→ Problem details
Extract all lines in the data that contain the word "info".

→ Stored data
+-------+

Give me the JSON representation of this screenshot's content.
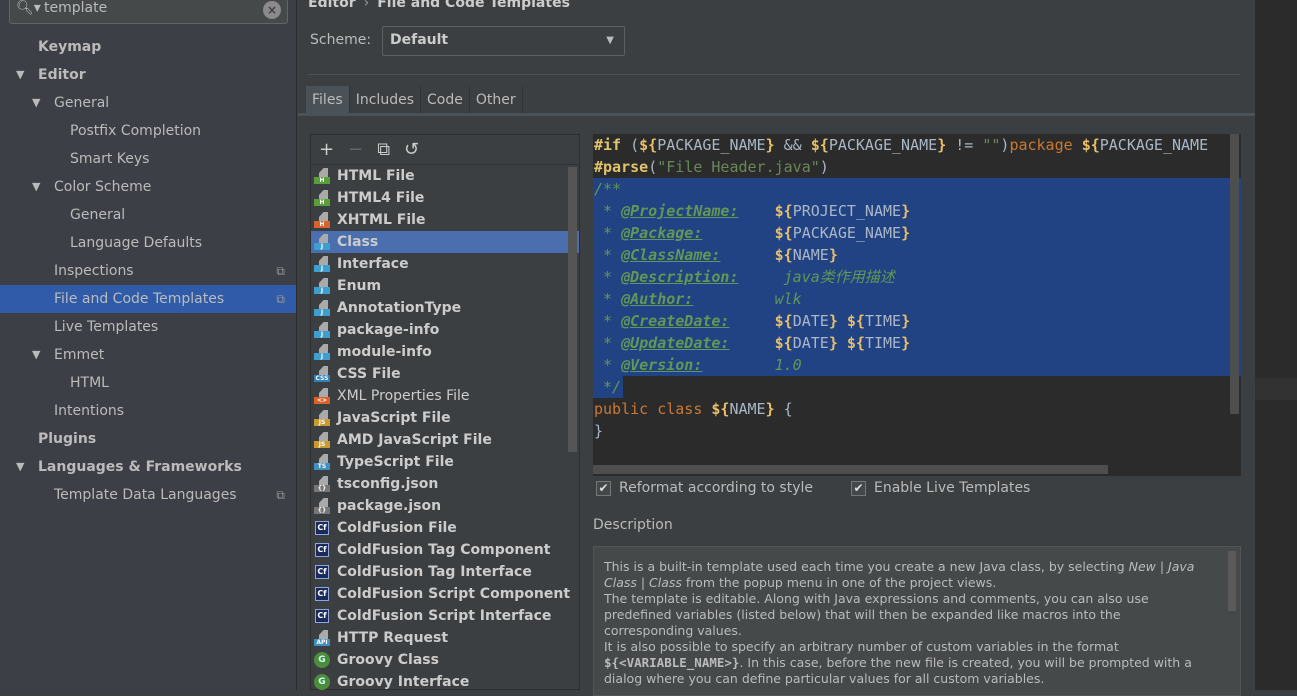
{
  "search": {
    "value": "template"
  },
  "sidebar": {
    "items": [
      {
        "label": "Keymap",
        "level": 1,
        "bold": true
      },
      {
        "label": "Editor",
        "level": 1,
        "bold": true,
        "expanded": true
      },
      {
        "label": "General",
        "level": 2,
        "expanded": true
      },
      {
        "label": "Postfix Completion",
        "level": 3
      },
      {
        "label": "Smart Keys",
        "level": 3
      },
      {
        "label": "Color Scheme",
        "level": 2,
        "expanded": true
      },
      {
        "label": "General",
        "level": 3
      },
      {
        "label": "Language Defaults",
        "level": 3
      },
      {
        "label": "Inspections",
        "level": 2,
        "copy": true
      },
      {
        "label": "File and Code Templates",
        "level": 2,
        "copy": true,
        "selected": true
      },
      {
        "label": "Live Templates",
        "level": 2
      },
      {
        "label": "Emmet",
        "level": 2,
        "expanded": true
      },
      {
        "label": "HTML",
        "level": 3
      },
      {
        "label": "Intentions",
        "level": 2
      },
      {
        "label": "Plugins",
        "level": 1,
        "bold": true
      },
      {
        "label": "Languages & Frameworks",
        "level": 1,
        "bold": true,
        "expanded": true
      },
      {
        "label": "Template Data Languages",
        "level": 2,
        "copy": true
      }
    ]
  },
  "breadcrumb": {
    "parent": "Editor",
    "separator": "›",
    "current": "File and Code Templates"
  },
  "scheme": {
    "label": "Scheme:",
    "value": "Default"
  },
  "tabs": [
    {
      "label": "Files",
      "active": true
    },
    {
      "label": "Includes"
    },
    {
      "label": "Code"
    },
    {
      "label": "Other"
    }
  ],
  "toolbar": {
    "add": "+",
    "remove": "−",
    "copy": "⧉",
    "reset": "↺"
  },
  "files": [
    {
      "label": "HTML File",
      "icon": "html",
      "color": "#5a9e3c"
    },
    {
      "label": "HTML4 File",
      "icon": "html",
      "color": "#5a9e3c"
    },
    {
      "label": "XHTML File",
      "icon": "html",
      "color": "#d9622b"
    },
    {
      "label": "Class",
      "icon": "java",
      "color": "#3e9fcf",
      "selected": true
    },
    {
      "label": "Interface",
      "icon": "java",
      "color": "#3e9fcf"
    },
    {
      "label": "Enum",
      "icon": "java",
      "color": "#3e9fcf"
    },
    {
      "label": "AnnotationType",
      "icon": "java",
      "color": "#3e9fcf"
    },
    {
      "label": "package-info",
      "icon": "java",
      "color": "#3e9fcf"
    },
    {
      "label": "module-info",
      "icon": "java",
      "color": "#3e9fcf"
    },
    {
      "label": "CSS File",
      "icon": "css",
      "color": "#2f7fb8",
      "badge": "CSS"
    },
    {
      "label": "XML Properties File",
      "icon": "xml",
      "color": "#d9622b",
      "badge": "<>",
      "normal": true
    },
    {
      "label": "JavaScript File",
      "icon": "js",
      "color": "#c99a2e",
      "badge": "JS"
    },
    {
      "label": "AMD JavaScript File",
      "icon": "js",
      "color": "#c99a2e",
      "badge": "JS"
    },
    {
      "label": "TypeScript File",
      "icon": "ts",
      "color": "#3e8fbf",
      "badge": "TS"
    },
    {
      "label": "tsconfig.json",
      "icon": "json",
      "color": "#777",
      "badge": "{}"
    },
    {
      "label": "package.json",
      "icon": "json",
      "color": "#777",
      "badge": "{}"
    },
    {
      "label": "ColdFusion File",
      "icon": "coldfusion",
      "badge": "Cf"
    },
    {
      "label": "ColdFusion Tag Component",
      "icon": "coldfusion",
      "badge": "Cf"
    },
    {
      "label": "ColdFusion Tag Interface",
      "icon": "coldfusion",
      "badge": "Cf"
    },
    {
      "label": "ColdFusion Script Component",
      "icon": "coldfusion",
      "badge": "Cf"
    },
    {
      "label": "ColdFusion Script Interface",
      "icon": "coldfusion",
      "badge": "Cf"
    },
    {
      "label": "HTTP Request",
      "icon": "api",
      "color": "#3e8fbf",
      "badge": "API"
    },
    {
      "label": "Groovy Class",
      "icon": "groovy",
      "badge": "G"
    },
    {
      "label": "Groovy Interface",
      "icon": "groovy",
      "badge": "G"
    }
  ],
  "code": [
    {
      "t": [
        [
          "#if",
          "directive"
        ],
        [
          " (",
          "plain"
        ],
        [
          "${",
          "dv"
        ],
        [
          "PACKAGE_NAME",
          "vn"
        ],
        [
          "}",
          "dv"
        ],
        [
          " && ",
          "plain"
        ],
        [
          "${",
          "dv"
        ],
        [
          "PACKAGE_NAME",
          "vn"
        ],
        [
          "}",
          "dv"
        ],
        [
          " != ",
          "plain"
        ],
        [
          "\"\"",
          "str"
        ],
        [
          ")",
          "plain"
        ],
        [
          "package",
          "kw"
        ],
        [
          " ",
          "plain"
        ],
        [
          "${",
          "dv"
        ],
        [
          "PACKAGE_NAME",
          "vn"
        ]
      ]
    },
    {
      "t": [
        [
          "#parse",
          "directive"
        ],
        [
          "(",
          "plain"
        ],
        [
          "\"File Header.java\"",
          "str"
        ],
        [
          ")",
          "plain"
        ]
      ]
    },
    {
      "sel": "full",
      "t": [
        [
          "/**",
          "cm"
        ]
      ]
    },
    {
      "sel": "full",
      "t": [
        [
          " * ",
          "cm"
        ],
        [
          "@ProjectName:",
          "tag"
        ],
        [
          "    ",
          "cm"
        ],
        [
          "${",
          "dv"
        ],
        [
          "PROJECT_NAME",
          "vn"
        ],
        [
          "}",
          "dv"
        ]
      ]
    },
    {
      "sel": "full",
      "t": [
        [
          " * ",
          "cm"
        ],
        [
          "@Package:",
          "tag"
        ],
        [
          "        ",
          "cm"
        ],
        [
          "${",
          "dv"
        ],
        [
          "PACKAGE_NAME",
          "vn"
        ],
        [
          "}",
          "dv"
        ]
      ]
    },
    {
      "sel": "full",
      "t": [
        [
          " * ",
          "cm"
        ],
        [
          "@ClassName:",
          "tag"
        ],
        [
          "      ",
          "cm"
        ],
        [
          "${",
          "dv"
        ],
        [
          "NAME",
          "vn"
        ],
        [
          "}",
          "dv"
        ]
      ]
    },
    {
      "sel": "full",
      "t": [
        [
          " * ",
          "cm"
        ],
        [
          "@Description:",
          "tag"
        ],
        [
          "     java类作用描述",
          "cmv"
        ]
      ]
    },
    {
      "sel": "full",
      "t": [
        [
          " * ",
          "cm"
        ],
        [
          "@Author:",
          "tag"
        ],
        [
          "         wlk",
          "cmv"
        ]
      ]
    },
    {
      "sel": "full",
      "t": [
        [
          " * ",
          "cm"
        ],
        [
          "@CreateDate:",
          "tag"
        ],
        [
          "     ",
          "cm"
        ],
        [
          "${",
          "dv"
        ],
        [
          "DATE",
          "vn"
        ],
        [
          "}",
          "dv"
        ],
        [
          " ",
          "cm"
        ],
        [
          "${",
          "dv"
        ],
        [
          "TIME",
          "vn"
        ],
        [
          "}",
          "dv"
        ]
      ]
    },
    {
      "sel": "full",
      "t": [
        [
          " * ",
          "cm"
        ],
        [
          "@UpdateDate:",
          "tag"
        ],
        [
          "     ",
          "cm"
        ],
        [
          "${",
          "dv"
        ],
        [
          "DATE",
          "vn"
        ],
        [
          "}",
          "dv"
        ],
        [
          " ",
          "cm"
        ],
        [
          "${",
          "dv"
        ],
        [
          "TIME",
          "vn"
        ],
        [
          "}",
          "dv"
        ]
      ]
    },
    {
      "sel": "full",
      "t": [
        [
          " * ",
          "cm"
        ],
        [
          "@Version:",
          "tag"
        ],
        [
          "        1.0",
          "cmv"
        ]
      ]
    },
    {
      "sel": "partial",
      "t": [
        [
          " */",
          "cm"
        ]
      ]
    },
    {
      "t": [
        [
          "public class ",
          "kw"
        ],
        [
          "${",
          "dv"
        ],
        [
          "NAME",
          "vn"
        ],
        [
          "}",
          "dv"
        ],
        [
          " {",
          "plain"
        ]
      ]
    },
    {
      "t": [
        [
          "}",
          "plain"
        ]
      ]
    }
  ],
  "options": {
    "reformat": {
      "label": "Reformat according to style",
      "checked": true
    },
    "live_templates": {
      "label": "Enable Live Templates",
      "checked": true
    }
  },
  "description": {
    "label": "Description",
    "p1a": "This is a built-in template used each time you create a new Java class, by selecting ",
    "p1i": "New | Java Class | Class",
    "p1b": " from the popup menu in one of the project views.",
    "p2": "The template is editable. Along with Java expressions and comments, you can also use predefined variables (listed below) that will then be expanded like macros into the corresponding values.",
    "p3a": "It is also possible to specify an arbitrary number of custom variables in the format ",
    "p3b": "${<VARIABLE_NAME>}",
    "p3c": ". In this case, before the new file is created, you will be prompted with a dialog where you can define particular values for all custom variables."
  }
}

+-------+

→ Response to this task
      "label": "package-info",
      "label": "module-info",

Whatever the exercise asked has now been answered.